WHAT NEEDS TO BE DONE> Set down all of the entries word for word, omitting the images they contain.

** START **

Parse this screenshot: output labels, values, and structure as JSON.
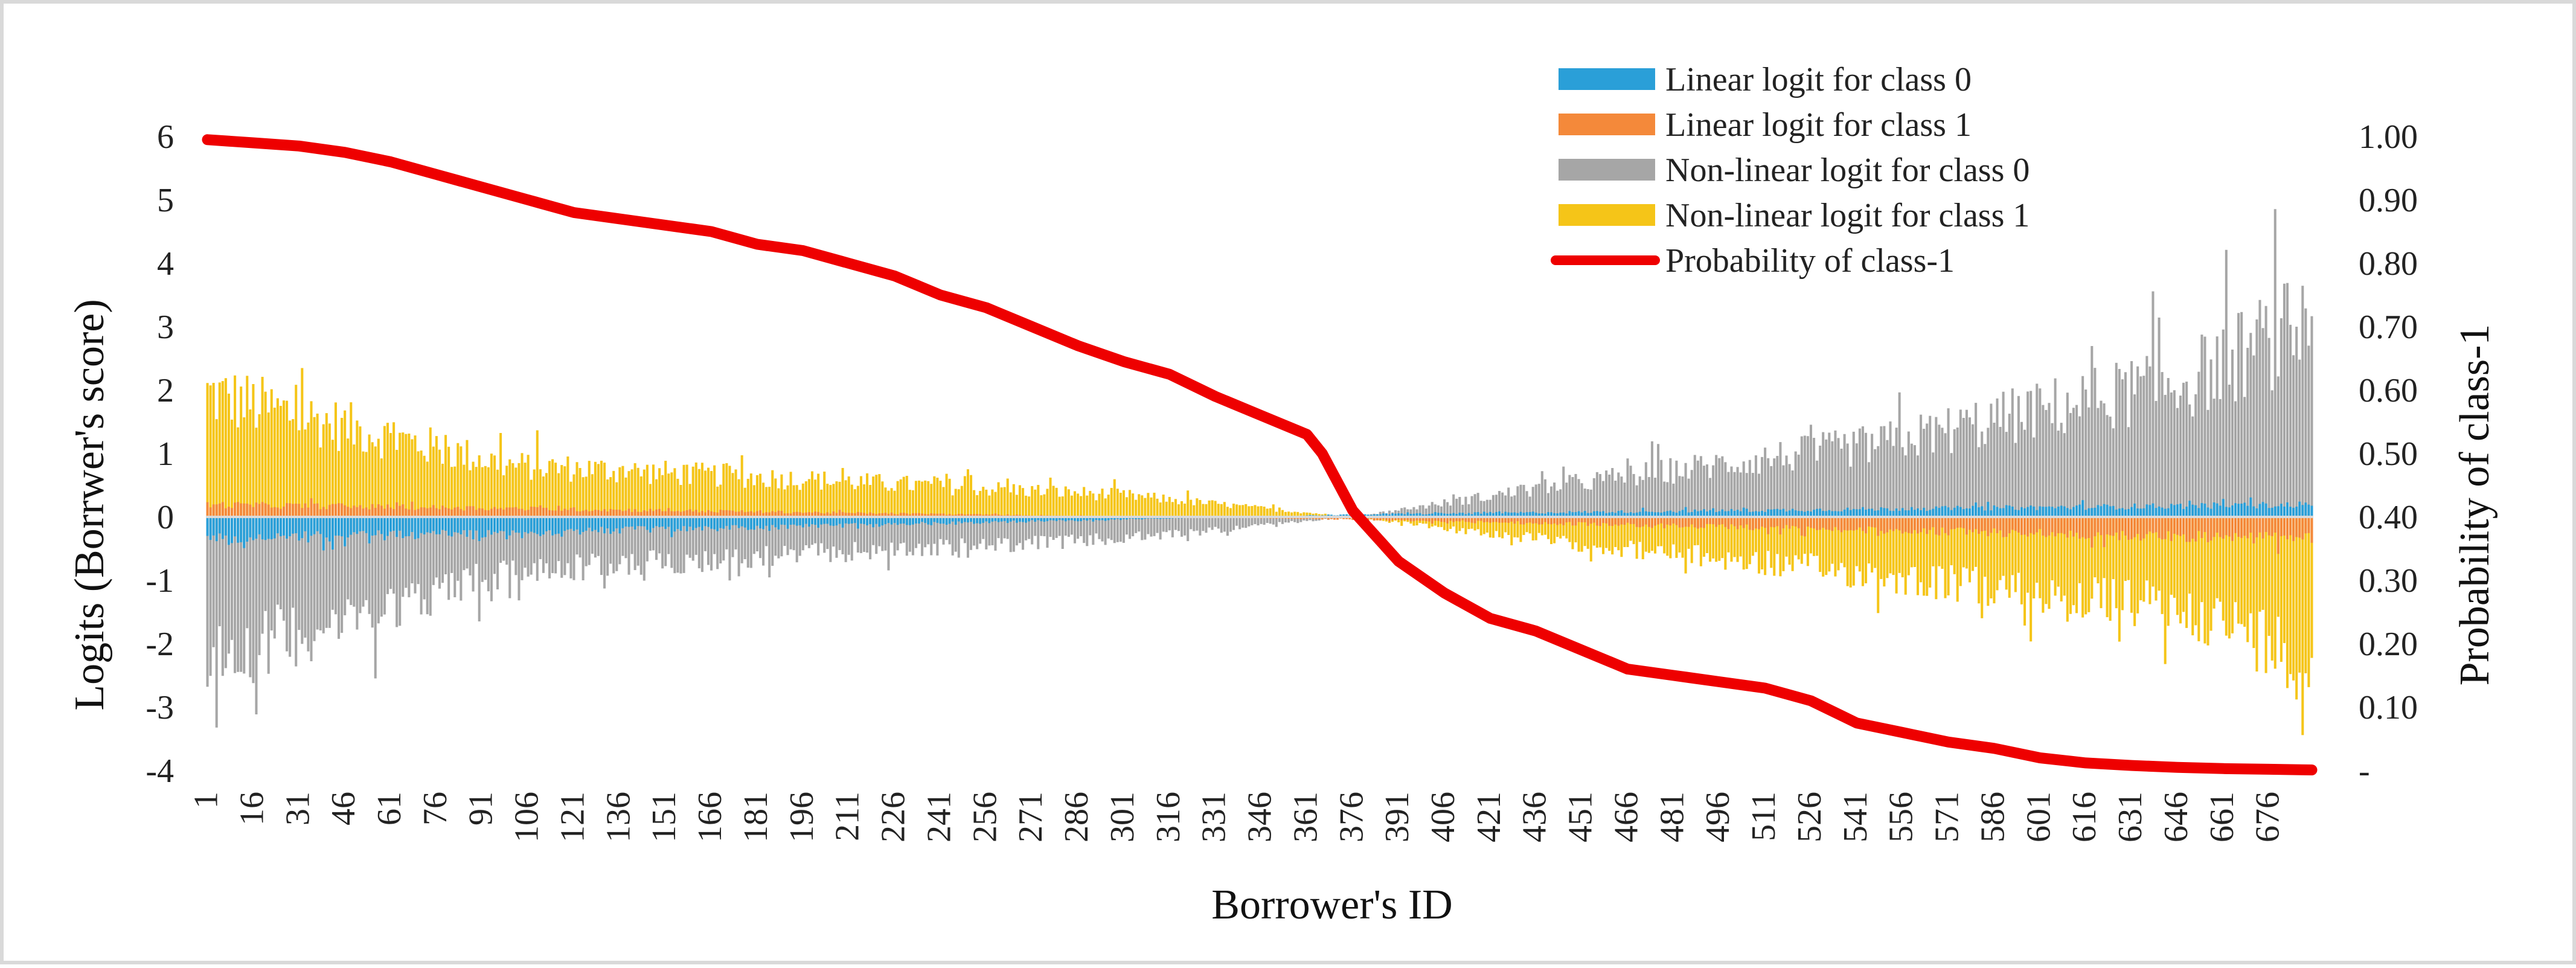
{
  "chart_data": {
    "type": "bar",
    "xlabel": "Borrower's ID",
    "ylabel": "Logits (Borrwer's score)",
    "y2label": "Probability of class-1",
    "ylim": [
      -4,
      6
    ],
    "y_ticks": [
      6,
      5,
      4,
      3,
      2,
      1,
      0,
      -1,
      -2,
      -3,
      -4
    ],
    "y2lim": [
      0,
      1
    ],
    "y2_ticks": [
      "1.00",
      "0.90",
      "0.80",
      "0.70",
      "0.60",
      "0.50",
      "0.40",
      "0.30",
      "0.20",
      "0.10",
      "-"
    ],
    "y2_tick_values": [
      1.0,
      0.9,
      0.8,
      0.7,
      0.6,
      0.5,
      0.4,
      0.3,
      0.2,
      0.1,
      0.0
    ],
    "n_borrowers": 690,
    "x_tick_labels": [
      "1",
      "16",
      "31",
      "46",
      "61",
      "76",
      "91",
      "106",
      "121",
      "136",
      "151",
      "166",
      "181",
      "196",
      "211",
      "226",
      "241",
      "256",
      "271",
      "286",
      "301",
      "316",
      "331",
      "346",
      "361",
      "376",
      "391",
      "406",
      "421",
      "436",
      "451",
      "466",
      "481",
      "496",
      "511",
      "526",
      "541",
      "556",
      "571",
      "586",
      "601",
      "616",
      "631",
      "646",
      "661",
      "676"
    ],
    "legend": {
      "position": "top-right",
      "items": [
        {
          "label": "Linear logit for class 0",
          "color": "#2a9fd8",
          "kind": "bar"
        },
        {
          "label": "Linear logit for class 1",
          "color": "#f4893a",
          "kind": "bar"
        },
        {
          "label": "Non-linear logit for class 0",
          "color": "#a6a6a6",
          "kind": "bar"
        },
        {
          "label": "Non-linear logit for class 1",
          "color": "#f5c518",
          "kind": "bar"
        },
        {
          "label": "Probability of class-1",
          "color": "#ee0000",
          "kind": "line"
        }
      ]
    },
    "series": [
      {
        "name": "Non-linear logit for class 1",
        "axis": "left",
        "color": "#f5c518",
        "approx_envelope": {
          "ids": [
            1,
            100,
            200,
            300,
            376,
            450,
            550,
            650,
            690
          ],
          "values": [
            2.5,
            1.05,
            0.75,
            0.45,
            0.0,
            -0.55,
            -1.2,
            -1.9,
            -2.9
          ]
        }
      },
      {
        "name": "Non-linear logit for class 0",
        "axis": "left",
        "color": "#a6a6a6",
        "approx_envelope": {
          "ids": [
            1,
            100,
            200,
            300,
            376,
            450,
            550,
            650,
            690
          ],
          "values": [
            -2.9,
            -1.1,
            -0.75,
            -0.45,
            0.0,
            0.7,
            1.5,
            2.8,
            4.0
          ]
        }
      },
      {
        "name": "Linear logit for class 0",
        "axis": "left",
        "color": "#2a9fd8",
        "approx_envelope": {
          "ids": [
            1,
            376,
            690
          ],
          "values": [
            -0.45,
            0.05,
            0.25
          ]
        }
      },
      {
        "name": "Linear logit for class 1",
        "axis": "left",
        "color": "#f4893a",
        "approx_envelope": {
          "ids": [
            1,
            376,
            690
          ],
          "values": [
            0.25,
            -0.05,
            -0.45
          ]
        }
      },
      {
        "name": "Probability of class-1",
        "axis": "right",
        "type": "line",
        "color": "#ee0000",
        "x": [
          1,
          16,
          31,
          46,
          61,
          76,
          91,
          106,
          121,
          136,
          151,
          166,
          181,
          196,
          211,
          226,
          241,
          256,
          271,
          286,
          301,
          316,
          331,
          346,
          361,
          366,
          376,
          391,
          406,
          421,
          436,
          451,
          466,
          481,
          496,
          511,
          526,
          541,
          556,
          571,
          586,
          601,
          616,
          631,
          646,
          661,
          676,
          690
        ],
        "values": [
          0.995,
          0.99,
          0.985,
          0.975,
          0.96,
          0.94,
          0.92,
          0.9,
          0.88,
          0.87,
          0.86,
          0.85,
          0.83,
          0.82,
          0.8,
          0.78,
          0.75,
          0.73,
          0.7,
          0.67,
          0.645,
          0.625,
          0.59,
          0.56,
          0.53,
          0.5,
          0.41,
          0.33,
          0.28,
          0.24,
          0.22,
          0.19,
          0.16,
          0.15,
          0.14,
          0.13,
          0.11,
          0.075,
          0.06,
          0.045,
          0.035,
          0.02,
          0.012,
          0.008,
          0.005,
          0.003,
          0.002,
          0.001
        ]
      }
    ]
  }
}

** END **

RESPONSE FOR THIS EXERCISE>
Parse this screenshot: output labels, values, and structure as JSON.
{
  "chart_data": {
    "type": "bar",
    "xlabel": "Borrower's ID",
    "ylabel": "Logits (Borrwer's score)",
    "y2label": "Probability of class-1",
    "ylim": [
      -4,
      6
    ],
    "y_ticks": [
      6,
      5,
      4,
      3,
      2,
      1,
      0,
      -1,
      -2,
      -3,
      -4
    ],
    "y2lim": [
      0,
      1
    ],
    "y2_ticks": [
      "1.00",
      "0.90",
      "0.80",
      "0.70",
      "0.60",
      "0.50",
      "0.40",
      "0.30",
      "0.20",
      "0.10",
      "-"
    ],
    "y2_tick_values": [
      1.0,
      0.9,
      0.8,
      0.7,
      0.6,
      0.5,
      0.4,
      0.3,
      0.2,
      0.1,
      0.0
    ],
    "n_borrowers": 690,
    "x_tick_labels": [
      "1",
      "16",
      "31",
      "46",
      "61",
      "76",
      "91",
      "106",
      "121",
      "136",
      "151",
      "166",
      "181",
      "196",
      "211",
      "226",
      "241",
      "256",
      "271",
      "286",
      "301",
      "316",
      "331",
      "346",
      "361",
      "376",
      "391",
      "406",
      "421",
      "436",
      "451",
      "466",
      "481",
      "496",
      "511",
      "526",
      "541",
      "556",
      "571",
      "586",
      "601",
      "616",
      "631",
      "646",
      "661",
      "676"
    ],
    "legend": {
      "position": "top-right",
      "items": [
        {
          "label": "Linear logit for class 0",
          "color": "#2a9fd8",
          "kind": "bar"
        },
        {
          "label": "Linear logit for class 1",
          "color": "#f4893a",
          "kind": "bar"
        },
        {
          "label": "Non-linear logit for class 0",
          "color": "#a6a6a6",
          "kind": "bar"
        },
        {
          "label": "Non-linear logit for class 1",
          "color": "#f5c518",
          "kind": "bar"
        },
        {
          "label": "Probability of class-1",
          "color": "#ee0000",
          "kind": "line"
        }
      ]
    },
    "series": [
      {
        "name": "Non-linear logit for class 1",
        "axis": "left",
        "color": "#f5c518",
        "approx_envelope": {
          "ids": [
            1,
            100,
            200,
            300,
            376,
            450,
            550,
            650,
            690
          ],
          "values": [
            2.5,
            1.05,
            0.75,
            0.45,
            0.0,
            -0.55,
            -1.2,
            -1.9,
            -2.9
          ]
        }
      },
      {
        "name": "Non-linear logit for class 0",
        "axis": "left",
        "color": "#a6a6a6",
        "approx_envelope": {
          "ids": [
            1,
            100,
            200,
            300,
            376,
            450,
            550,
            650,
            690
          ],
          "values": [
            -2.9,
            -1.1,
            -0.75,
            -0.45,
            0.0,
            0.7,
            1.5,
            2.8,
            4.0
          ]
        }
      },
      {
        "name": "Linear logit for class 0",
        "axis": "left",
        "color": "#2a9fd8",
        "approx_envelope": {
          "ids": [
            1,
            376,
            690
          ],
          "values": [
            -0.45,
            0.05,
            0.25
          ]
        }
      },
      {
        "name": "Linear logit for class 1",
        "axis": "left",
        "color": "#f4893a",
        "approx_envelope": {
          "ids": [
            1,
            376,
            690
          ],
          "values": [
            0.25,
            -0.05,
            -0.45
          ]
        }
      },
      {
        "name": "Probability of class-1",
        "axis": "right",
        "type": "line",
        "color": "#ee0000",
        "x": [
          1,
          16,
          31,
          46,
          61,
          76,
          91,
          106,
          121,
          136,
          151,
          166,
          181,
          196,
          211,
          226,
          241,
          256,
          271,
          286,
          301,
          316,
          331,
          346,
          361,
          366,
          376,
          391,
          406,
          421,
          436,
          451,
          466,
          481,
          496,
          511,
          526,
          541,
          556,
          571,
          586,
          601,
          616,
          631,
          646,
          661,
          676,
          690
        ],
        "values": [
          0.995,
          0.99,
          0.985,
          0.975,
          0.96,
          0.94,
          0.92,
          0.9,
          0.88,
          0.87,
          0.86,
          0.85,
          0.83,
          0.82,
          0.8,
          0.78,
          0.75,
          0.73,
          0.7,
          0.67,
          0.645,
          0.625,
          0.59,
          0.56,
          0.53,
          0.5,
          0.41,
          0.33,
          0.28,
          0.24,
          0.22,
          0.19,
          0.16,
          0.15,
          0.14,
          0.13,
          0.11,
          0.075,
          0.06,
          0.045,
          0.035,
          0.02,
          0.012,
          0.008,
          0.005,
          0.003,
          0.002,
          0.001
        ]
      }
    ]
  }
}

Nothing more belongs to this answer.